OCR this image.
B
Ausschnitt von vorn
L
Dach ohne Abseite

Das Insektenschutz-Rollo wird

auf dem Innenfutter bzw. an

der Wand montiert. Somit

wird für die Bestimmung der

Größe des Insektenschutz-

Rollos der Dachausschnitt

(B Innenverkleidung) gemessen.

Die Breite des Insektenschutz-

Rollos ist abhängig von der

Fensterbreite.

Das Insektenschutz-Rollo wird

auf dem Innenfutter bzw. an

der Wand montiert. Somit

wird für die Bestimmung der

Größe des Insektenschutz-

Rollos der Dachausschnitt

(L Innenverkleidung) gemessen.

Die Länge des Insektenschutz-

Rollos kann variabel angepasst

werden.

# # # # # # #

:: What you have to do ::
Extract each record, keeping it identical to the original.

:: The solution ::
OCR this image.
B
Ausschnitt von vorn
L
Dach ohne Abseite

Das Insektenschutz-Rollo wird

auf dem Innenfutter bzw. an

der Wand montiert. Somit

wird für die Bestimmung der

Größe des Insektenschutz-

Rollos der Dachausschnitt

(B Innenverkleidung) gemessen.

Die Breite des Insektenschutz-

Rollos ist abhängig von der

Fensterbreite.

Das Insektenschutz-Rollo wird

auf dem Innenfutter bzw. an

der Wand montiert. Somit

wird für die Bestimmung der

Größe des Insektenschutz-

Rollos der Dachausschnitt

(L Innenverkleidung) gemessen.

Die Länge des Insektenschutz-

Rollos kann variabel angepasst

werden.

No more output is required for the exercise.